_EXERCICE_
Recopiez sans modification, dans le compte rendu d’ouvrage sur le développement durable, le passage qui s’ouvre sur les mots contenant « Par Nicolas Smaghue » et se clôt sur « de développement durable. ».

_EXTRAIT DE PAGE_
────────

Par Nicolas Smaghue
François Mancebo, Développement durable, collection 128, Armand Colin, 2008
Condensé d’une autre publication du même auteur, l’ouvrage présente des données, des expertises, des analyses d’enjeux et de conflits… éclairant l’action en matière de développement durable.
Dans un premier temps, l’auteur dresse une brève histoire du développement durable en montrant que la préoccupation est ancienne (au moins depuis 1972). Rio marque incontestablement un tournant car il a permit, entre autres, d’étendre la notion de ressource environnementale aux relations de l’homme avec son milieu de vie (ressources culturelles, relations sociales…). Une lente dérive s’est ensuite suivie à mesure qu’il imprégnait l’action publique. Ainsi, la mise en œuvre systématique d’une vision trop pragmatique des projets du sommet a eu des effets sociaux et environnementaux parfois dévastateurs. Ce fut le cas avec l’agenda 21, qui devait être le bras armé du développement durable, mais qui a été victime d’une approche trop institutionnelle et à des procédures trop contraignantes. La question des évaluations de l’action est un point particulièrement sensible auquel l’auteur apporte une réponse sans ambigüité : « dans les politiques relevant du développement durable, les choix idéologiques, les compétitions partisanes et l’activité des groupes d’intérêt jouent un rôle essentiel dans la forme d’évaluation »…
Trois dilemmes fondent le développement durable. Il s’agit d’un socle sur lequel peut s’appuyer le développement durable existe mais constitue un dilemme : la place de la gouvernance locale (expression utilisée dès le XVe siècle en Angleterre, le type de durabilité, l’imprécision sur ce qui relève ou des ressources naturelles et de leur usage. Il soulève ainsi l’incompatibilité de la notion d’équité territoriale avec la dynamique économique (fondée sur des flux et des échanges). L’opposition entre la durabilité, qui suppose une continuité dans l’utilisation des ressources, et la croissance (qui est une rupture brutale porteuse de développement font partie de ses dilemmes fondateurs).

────────

_DONNÉES FOURNIES_
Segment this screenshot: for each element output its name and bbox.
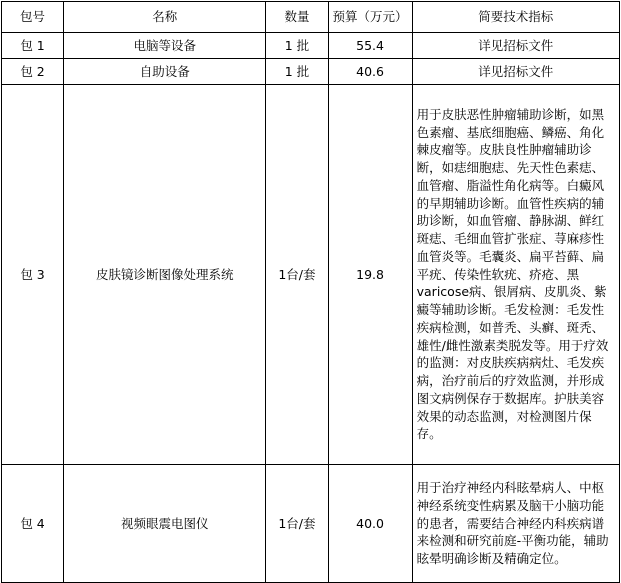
cell-quantity: 1台/套	[266, 85, 328, 465]
bid-packages-table	[1, 1, 620, 583]
cell-budget: 55.4	[328, 33, 412, 59]
cell-budget: 40.6	[328, 59, 412, 85]
cell-package: 包 1	[2, 33, 64, 59]
table-row	[2, 85, 620, 465]
cell-budget: 19.8	[328, 85, 412, 465]
table-header	[2, 2, 620, 33]
cell-spec: 详见招标文件	[412, 33, 619, 59]
cell-quantity: 1 批	[266, 59, 328, 85]
cell-name: 视频眼震电图仪	[64, 465, 266, 583]
cell-budget: 40.0	[328, 465, 412, 583]
table-body	[2, 33, 620, 583]
cell-quantity: 1台/套	[266, 465, 328, 583]
table-header-row	[2, 2, 620, 33]
cell-package: 包 3	[2, 85, 64, 465]
cell-name: 自助设备	[64, 59, 266, 85]
table-row	[2, 465, 620, 583]
cell-package: 包 4	[2, 465, 64, 583]
cell-name: 皮肤镜诊断图像处理系统	[64, 85, 266, 465]
cell-spec: 用于皮肤恶性肿瘤辅助诊断，如黑色素瘤、基底细胞癌、鳞癌、角化棘皮瘤等。皮肤良性肿瘤辅助诊断，如痣细胞痣、先天性色素痣、血管瘤、脂溢性角化病等。白癜风的早期辅助诊断。血管性疾病的辅助诊断，如血管瘤、静脉湖、鲜红斑痣、毛细血管扩张症、荨麻疹性血管炎等。毛囊炎、扁平苔藓、扁平疣、传染性软疣、疥疮、黑varicose病、银屑病、皮肌炎、紫癜等辅助诊断。毛发检测：毛发性疾病检测，如普秃、头癣、斑秃、雄性/雌性激素类脱发等。用于疗效的监测：对皮肤疾病病灶、毛发疾病，治疗前后的疗效监测，并形成图文病例保存于数据库。护肤美容效果的动态监测，对检测图片保存。	[412, 85, 619, 465]
column-header-package: 包号	[2, 2, 64, 33]
cell-name: 电脑等设备	[64, 33, 266, 59]
cell-spec: 用于治疗神经内科眩晕病人、中枢神经系统变性病累及脑干小脑功能的患者，需要结合神经内科疾病谱来检测和研究前庭-平衡功能，辅助眩晕明确诊断及精确定位。	[412, 465, 619, 583]
column-header-quantity: 数量	[266, 2, 328, 33]
table-row	[2, 33, 620, 59]
cell-quantity: 1 批	[266, 33, 328, 59]
cell-spec: 详见招标文件	[412, 59, 619, 85]
column-header-name: 名称	[64, 2, 266, 33]
column-header-budget: 预算（万元）	[328, 2, 412, 33]
cell-package: 包 2	[2, 59, 64, 85]
table-row	[2, 59, 620, 85]
column-header-spec: 简要技术指标	[412, 2, 619, 33]
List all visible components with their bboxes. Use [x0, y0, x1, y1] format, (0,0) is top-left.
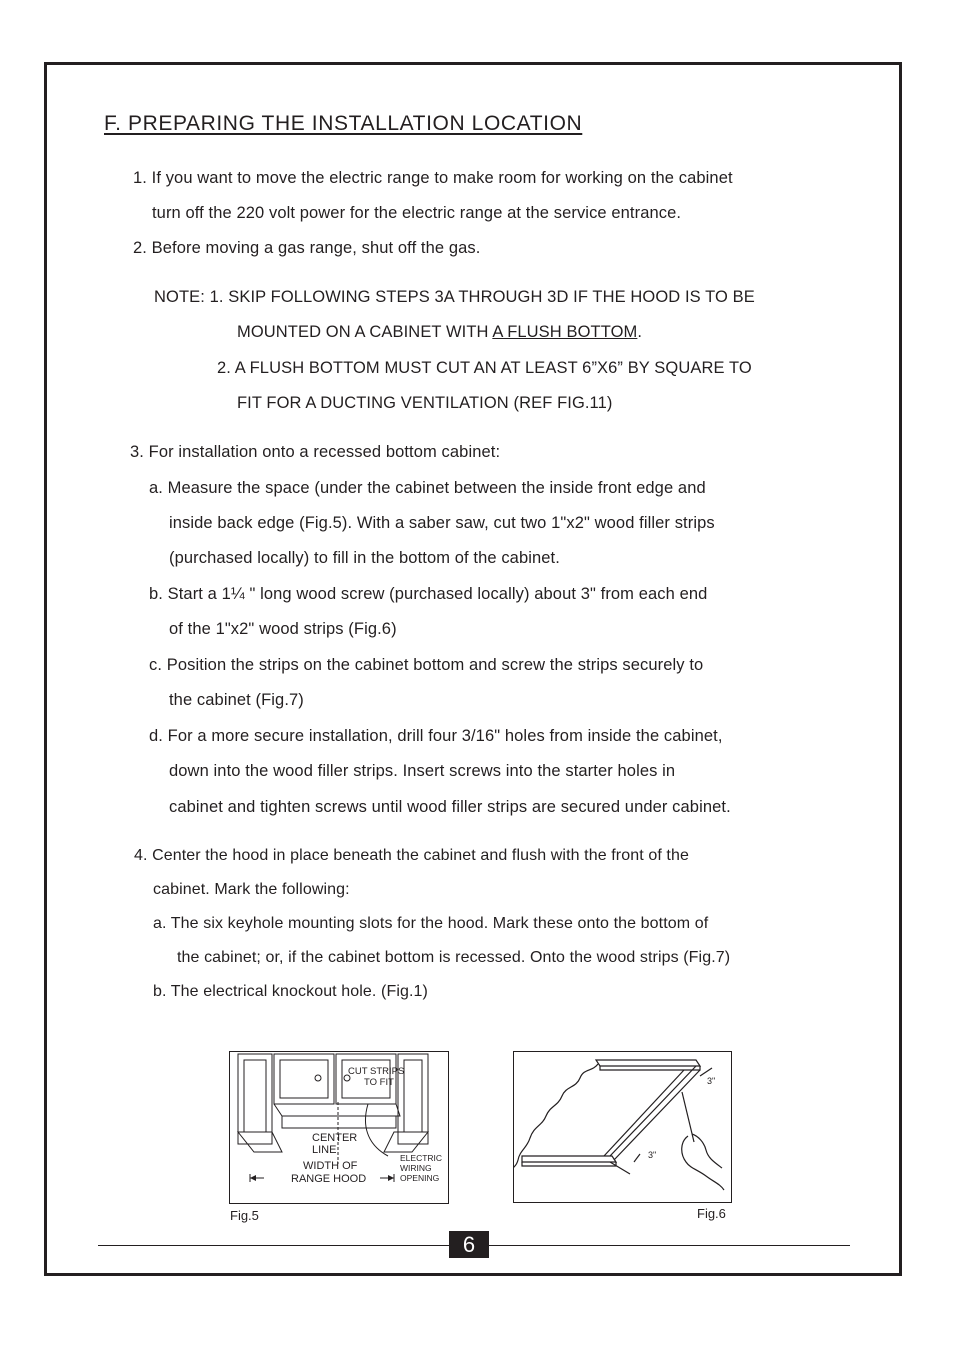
step3-a-line1: a. Measure the space (under the cabinet between the inside front edge and: [149, 479, 706, 497]
step4-b-line1: b. The electrical knockout hole. (Fig.1): [153, 983, 428, 1000]
fig5-label-range-hood: RANGE HOOD: [291, 1173, 367, 1185]
note-line1: NOTE: 1. SKIP FOLLOWING STEPS 3A THROUGH 3D IF THE HOOD IS TO BE: [154, 288, 755, 306]
fig5-caption: Fig.5: [230, 1208, 259, 1223]
note-line2: MOUNTED ON A CABINET WITH A FLUSH BOTTOM.: [237, 323, 643, 341]
fig5-label-cut-strips: CUT STRIPS: [348, 1066, 405, 1077]
section-title: F. PREPARING THE INSTALLATION LOCATION: [104, 112, 583, 135]
fig5-label-line: LINE: [312, 1144, 337, 1156]
step3-c-line1: c. Position the strips on the cabinet bottom and screw the strips securely to: [149, 656, 704, 674]
step1-line1: 1. If you want to move the electric range to make room for working on the cabinet: [133, 169, 733, 187]
page-number: 6: [449, 1231, 489, 1258]
fig6-caption: Fig.6: [697, 1206, 726, 1221]
step3-heading: 3. For installation onto a recessed bottom cabinet:: [130, 443, 501, 461]
step2: 2. Before moving a gas range, shut off the gas.: [133, 239, 481, 257]
step4-line2: cabinet. Mark the following:: [153, 881, 350, 898]
step1-line2: turn off the 220 volt power for the electric range at the service entrance.: [152, 204, 682, 222]
step3-a-line3: (purchased locally) to fill in the bottom of the cabinet.: [169, 549, 560, 567]
fig5-label-electric: ELECTRIC: [400, 1153, 443, 1163]
step3-d-line3: cabinet and tighten screws until wood filler strips are secured under cabinet.: [169, 798, 731, 816]
flush-bottom-underlined: A FLUSH BOTTOM: [492, 323, 638, 341]
fig5-label-to-fit: TO FIT: [364, 1077, 394, 1088]
step4-a-line1: a. The six keyhole mounting slots for the hood. Mark these onto the bottom of: [153, 915, 709, 932]
step3-d-line2: down into the wood filler strips. Insert screws into the starter holes in: [169, 762, 676, 780]
fig5-label-wiring: WIRING: [400, 1163, 432, 1173]
fig6-dim-bottom: 3": [648, 1150, 657, 1160]
fig6-dim-top: 3": [707, 1076, 716, 1086]
step3-a-line2: inside back edge (Fig.5). With a saber saw, cut two 1"x2" wood filler strips: [169, 514, 715, 532]
fig5-label-width-of: WIDTH OF: [303, 1160, 358, 1172]
figure-5-cabinet-diagram: [229, 1051, 449, 1204]
note-line4: FIT FOR A DUCTING VENTILATION (REF FIG.11): [237, 394, 613, 412]
fig5-label-opening: OPENING: [400, 1173, 440, 1183]
fig5-label-center: CENTER: [312, 1132, 358, 1144]
figure-6-wood-strips-diagram: [513, 1051, 732, 1203]
step3-b-line2: of the 1"x2" wood strips (Fig.6): [169, 620, 397, 638]
step4-line1: 4. Center the hood in place beneath the cabinet and flush with the front of the: [134, 847, 689, 864]
note-line3: 2. A FLUSH BOTTOM MUST CUT AN AT LEAST 6”X6” BY SQUARE TO: [217, 359, 752, 377]
step3-d-line1: d. For a more secure installation, drill four 3/16" holes from inside the cabinet,: [149, 727, 723, 745]
step3-b-line1: b. Start a 1¼ " long wood screw (purchased locally) about 3" from each end: [149, 585, 708, 603]
step3-c-line2: the cabinet (Fig.7): [169, 691, 304, 709]
step4-a-line2: the cabinet; or, if the cabinet bottom is recessed. Onto the wood strips (Fig.7): [177, 949, 731, 966]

────────

_CORRIGÉ_
Par Nicolas Smaghue
François Mancebo, Développement durable, collection 128, Armand Colin, 2008
Condensé d’une autre publication du même auteur, l’ouvrage présente des données, des expertises, des analyses d’enjeux et de conflits… éclairant l’action en matière de développement durable.